═════ TEXT SHOWN ═════

Chip Taylor (born James Wesley Voight; March 21, 1940) is an American songwriter and singer noted for writing "Angel of the Morning" and "Wild Thing".

Early life 
Taylor was born on March 21, 1940, in Yonkers, New York. He is the brother of actor Jon Voight and geologist Barry Voight and the uncle of actress Angelina Jolie and actor James Haven. Taylor and his brothers attended Archbishop Stepinac High School in White Plains, New York. In 1961, Taylor attended the University of Hartford in Hartford, Connecticut, for one year.

After an unsuccessful attempt to become a professional golfer like his father Elmer Voight, Taylor entered the music business.

Career

As "tune tailor" 
Taylor wrote many pop and rock songs, both alone and with other songwriters, including Al Gorgoni (with whom he also performed, as the duo Just Us), Billy Vera, Ted Daryll, and Jerry Ragovoy, first freelancing and then as an employee of a New York City music publisher.

Taylor's first big hit was "Wild Thing", which, though originally recorded in 1965 by Jordan Christopher & the Wild Ones, became famous as both a 1966 hit single for the Troggs and a 1967 live performance by Jimi Hendrix, and was later covered by the Runaways, the Muppets, and X. His second most recognizable song, "Angel of the Morning", was originally recorded by Evie Sands in 1967, before becoming a hit for Merrilee Rush and also P. P. Arnold in 1968, then a million-selling single in 1981 for country-pop singer Juice Newton; later a rendition from Chrissie Hynde was released. Other notable pop and country songs written by Taylor include "He Sits at Your Table" (Willie Nelson), "I Can't Let Go" (Evie Sands, the Hollies, Linda Ronstadt), "The Baby" (the Hollies), "Worry" (Johnny Tillotson), "Make Me Belong to You" (Barbara Lewis), "I Can Make It With You" (the Pozo Seco Singers, Jackie DeShannon), "Any Way That You Want Me" (the Troggs, Evie Sands, Melanie, American Breed, Juice Newton, Lita Ford, Liverpool Five) "Step Out of Your Mind" (American Breed), "Country Girl City Man" (Billy Vera and Judy Clay), "I'll Hold Out My Hand", "Try (Just a Little Bit Harder)" (Lorraine Ellison, Janis Joplin), "Julie" (Bobby Fuller Four, Marshall Crenshaw), "Lonely Is As Lonely Does" (the Fleetwoods), "Sweet Dream Woman" (Waylon Jennings), "A Little Bit Later On Down the Line" (Bobby Bare), "Rock Soldiers" (Ace Frehley), and "Son of a Rotten Gambler" (Emmylou Harris, the Hollies, Anne Murray).

Shaggy used "Angel of the Morning" as the basis for his hit "Angel" in 2001.

In 2009, Ace Records released a compilation CD of some of Taylor's compositions as recorded by other artists (Wild Thing: The Songs of Chip Taylor).

═════ PROVIDED RECORDS ═════

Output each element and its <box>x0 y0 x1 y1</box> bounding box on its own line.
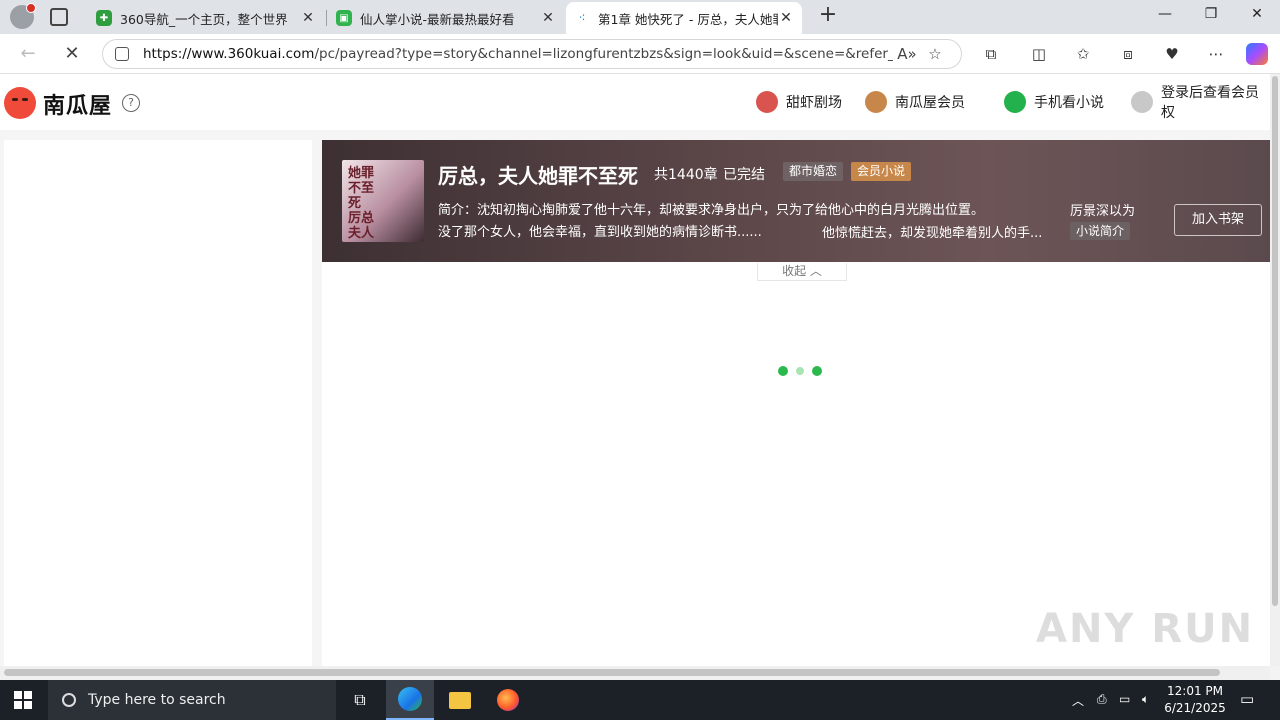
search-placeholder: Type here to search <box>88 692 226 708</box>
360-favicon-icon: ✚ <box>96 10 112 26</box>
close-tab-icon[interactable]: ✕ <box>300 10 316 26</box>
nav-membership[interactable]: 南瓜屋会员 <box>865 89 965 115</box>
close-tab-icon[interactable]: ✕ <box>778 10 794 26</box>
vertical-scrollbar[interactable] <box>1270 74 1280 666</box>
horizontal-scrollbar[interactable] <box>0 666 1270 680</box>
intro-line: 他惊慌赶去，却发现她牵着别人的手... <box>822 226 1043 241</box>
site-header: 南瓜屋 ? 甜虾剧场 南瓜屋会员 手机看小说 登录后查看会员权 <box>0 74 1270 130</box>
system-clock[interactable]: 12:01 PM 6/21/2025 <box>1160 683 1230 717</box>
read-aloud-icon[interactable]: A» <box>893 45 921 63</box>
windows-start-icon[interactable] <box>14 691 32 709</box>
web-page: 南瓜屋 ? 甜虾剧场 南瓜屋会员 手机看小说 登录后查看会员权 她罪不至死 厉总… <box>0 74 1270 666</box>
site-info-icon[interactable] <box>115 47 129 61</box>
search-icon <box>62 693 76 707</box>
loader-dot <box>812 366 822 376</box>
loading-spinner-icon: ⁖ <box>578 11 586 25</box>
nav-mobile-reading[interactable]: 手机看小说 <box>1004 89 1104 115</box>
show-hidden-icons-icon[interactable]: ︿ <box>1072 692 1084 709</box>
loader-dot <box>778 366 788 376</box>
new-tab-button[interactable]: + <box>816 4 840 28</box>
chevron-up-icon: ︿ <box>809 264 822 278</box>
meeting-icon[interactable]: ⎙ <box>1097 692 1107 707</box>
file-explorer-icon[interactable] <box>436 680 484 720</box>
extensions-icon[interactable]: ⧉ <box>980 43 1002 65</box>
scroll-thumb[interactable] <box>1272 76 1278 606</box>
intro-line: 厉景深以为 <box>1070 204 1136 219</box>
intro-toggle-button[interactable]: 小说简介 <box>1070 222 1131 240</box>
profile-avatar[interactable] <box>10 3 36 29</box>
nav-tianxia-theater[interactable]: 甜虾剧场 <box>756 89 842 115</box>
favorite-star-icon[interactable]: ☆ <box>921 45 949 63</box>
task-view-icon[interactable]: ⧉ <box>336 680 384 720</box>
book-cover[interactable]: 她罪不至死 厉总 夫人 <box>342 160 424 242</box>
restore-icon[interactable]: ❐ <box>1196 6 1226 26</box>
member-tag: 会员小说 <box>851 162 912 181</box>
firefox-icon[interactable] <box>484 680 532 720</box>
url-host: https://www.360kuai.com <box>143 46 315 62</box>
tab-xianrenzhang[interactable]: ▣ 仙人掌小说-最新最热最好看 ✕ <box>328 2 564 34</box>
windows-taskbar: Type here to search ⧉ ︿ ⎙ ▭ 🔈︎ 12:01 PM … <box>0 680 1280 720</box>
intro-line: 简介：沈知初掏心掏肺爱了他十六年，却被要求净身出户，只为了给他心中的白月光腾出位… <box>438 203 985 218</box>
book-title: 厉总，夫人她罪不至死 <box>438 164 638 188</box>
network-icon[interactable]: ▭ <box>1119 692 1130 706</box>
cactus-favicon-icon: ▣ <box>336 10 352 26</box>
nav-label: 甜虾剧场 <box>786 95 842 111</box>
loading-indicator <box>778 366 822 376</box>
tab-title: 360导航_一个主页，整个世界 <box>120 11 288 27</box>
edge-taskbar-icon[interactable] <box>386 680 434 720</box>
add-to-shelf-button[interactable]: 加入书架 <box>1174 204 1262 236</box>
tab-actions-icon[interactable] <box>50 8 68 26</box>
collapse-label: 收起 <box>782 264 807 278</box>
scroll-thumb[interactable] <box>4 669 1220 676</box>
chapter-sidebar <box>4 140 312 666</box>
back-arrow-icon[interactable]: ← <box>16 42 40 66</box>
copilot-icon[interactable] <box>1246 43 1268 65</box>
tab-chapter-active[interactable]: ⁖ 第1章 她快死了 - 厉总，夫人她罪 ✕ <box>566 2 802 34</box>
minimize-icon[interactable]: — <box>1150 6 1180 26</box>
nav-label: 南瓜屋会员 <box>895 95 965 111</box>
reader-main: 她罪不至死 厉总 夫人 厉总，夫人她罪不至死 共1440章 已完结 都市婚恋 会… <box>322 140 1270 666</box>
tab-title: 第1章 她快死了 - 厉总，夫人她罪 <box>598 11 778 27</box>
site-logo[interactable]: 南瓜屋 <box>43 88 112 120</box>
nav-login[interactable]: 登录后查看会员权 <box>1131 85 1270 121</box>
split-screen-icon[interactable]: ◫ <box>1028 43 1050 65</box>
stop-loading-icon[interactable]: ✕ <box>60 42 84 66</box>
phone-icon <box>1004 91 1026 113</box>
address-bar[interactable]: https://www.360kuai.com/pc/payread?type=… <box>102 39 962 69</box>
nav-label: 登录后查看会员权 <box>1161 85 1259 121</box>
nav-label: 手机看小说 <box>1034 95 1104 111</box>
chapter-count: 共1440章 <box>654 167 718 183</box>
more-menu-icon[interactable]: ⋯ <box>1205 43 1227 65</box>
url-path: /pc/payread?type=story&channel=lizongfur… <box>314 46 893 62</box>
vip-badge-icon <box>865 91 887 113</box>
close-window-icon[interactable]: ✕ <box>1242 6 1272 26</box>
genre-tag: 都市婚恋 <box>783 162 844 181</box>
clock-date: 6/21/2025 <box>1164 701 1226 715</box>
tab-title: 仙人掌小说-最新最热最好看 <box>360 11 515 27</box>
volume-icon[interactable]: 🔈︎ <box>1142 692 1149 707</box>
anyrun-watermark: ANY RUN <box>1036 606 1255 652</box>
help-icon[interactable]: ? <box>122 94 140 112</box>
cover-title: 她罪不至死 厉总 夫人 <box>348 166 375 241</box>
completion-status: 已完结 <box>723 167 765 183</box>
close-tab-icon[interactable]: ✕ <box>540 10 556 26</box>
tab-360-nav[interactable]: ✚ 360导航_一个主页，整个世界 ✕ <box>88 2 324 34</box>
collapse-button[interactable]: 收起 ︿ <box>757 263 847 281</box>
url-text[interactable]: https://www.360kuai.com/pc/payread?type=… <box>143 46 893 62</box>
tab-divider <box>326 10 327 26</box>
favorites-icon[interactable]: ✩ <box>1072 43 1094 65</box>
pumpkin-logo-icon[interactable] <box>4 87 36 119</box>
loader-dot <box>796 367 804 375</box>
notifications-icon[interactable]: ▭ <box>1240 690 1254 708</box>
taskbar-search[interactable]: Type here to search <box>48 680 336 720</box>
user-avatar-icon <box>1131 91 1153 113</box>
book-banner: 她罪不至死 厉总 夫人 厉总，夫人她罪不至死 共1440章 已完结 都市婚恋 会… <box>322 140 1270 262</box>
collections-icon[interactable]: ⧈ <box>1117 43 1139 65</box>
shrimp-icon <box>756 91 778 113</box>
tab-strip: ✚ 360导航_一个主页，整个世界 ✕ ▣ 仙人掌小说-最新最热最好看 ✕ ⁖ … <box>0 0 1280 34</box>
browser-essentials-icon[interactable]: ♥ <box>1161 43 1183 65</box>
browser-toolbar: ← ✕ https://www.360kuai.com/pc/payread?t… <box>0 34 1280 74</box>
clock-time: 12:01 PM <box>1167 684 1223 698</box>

═════

THE TASKS
1: Name every relative of Chip Taylor mentioned in the text about him.
2: From the listing, copy out the lines starting with the line containing "search-placeholder: Type here" and going on through the line containing "45 921 63</box>".

TASK-BY-TASK OUTPUTS
1:
- Jon Voight (brother)
- Barry Voight (brother)
- Angelina Jolie (Taylor is her uncle)
- James Haven (Taylor is his uncle)
- Elmer Voight (father)

2:
search-placeholder: Type here to search <box>88 692 226 708</box>
360-favicon-icon: ✚ <box>96 10 112 26</box>
close-tab-icon[interactable]: ✕ <box>300 10 316 26</box>
nav-membership[interactable]: 南瓜屋会员 <box>865 89 965 115</box>
close-tab-icon[interactable]: ✕ <box>778 10 794 26</box>
vertical-scrollbar[interactable] <box>1270 74 1280 666</box>
horizontal-scrollbar[interactable] <box>0 666 1270 680</box>
intro-line: 他惊慌赶去，却发现她牵着别人的手... <box>822 226 1043 241</box>
site-header: 南瓜屋 ? 甜虾剧场 南瓜屋会员 手机看小说 登录后查看会员权 <box>0 74 1270 130</box>
system-clock[interactable]: 12:01 PM 6/21/2025 <box>1160 683 1230 717</box>
read-aloud-icon[interactable]: A» <box>893 45 921 63</box>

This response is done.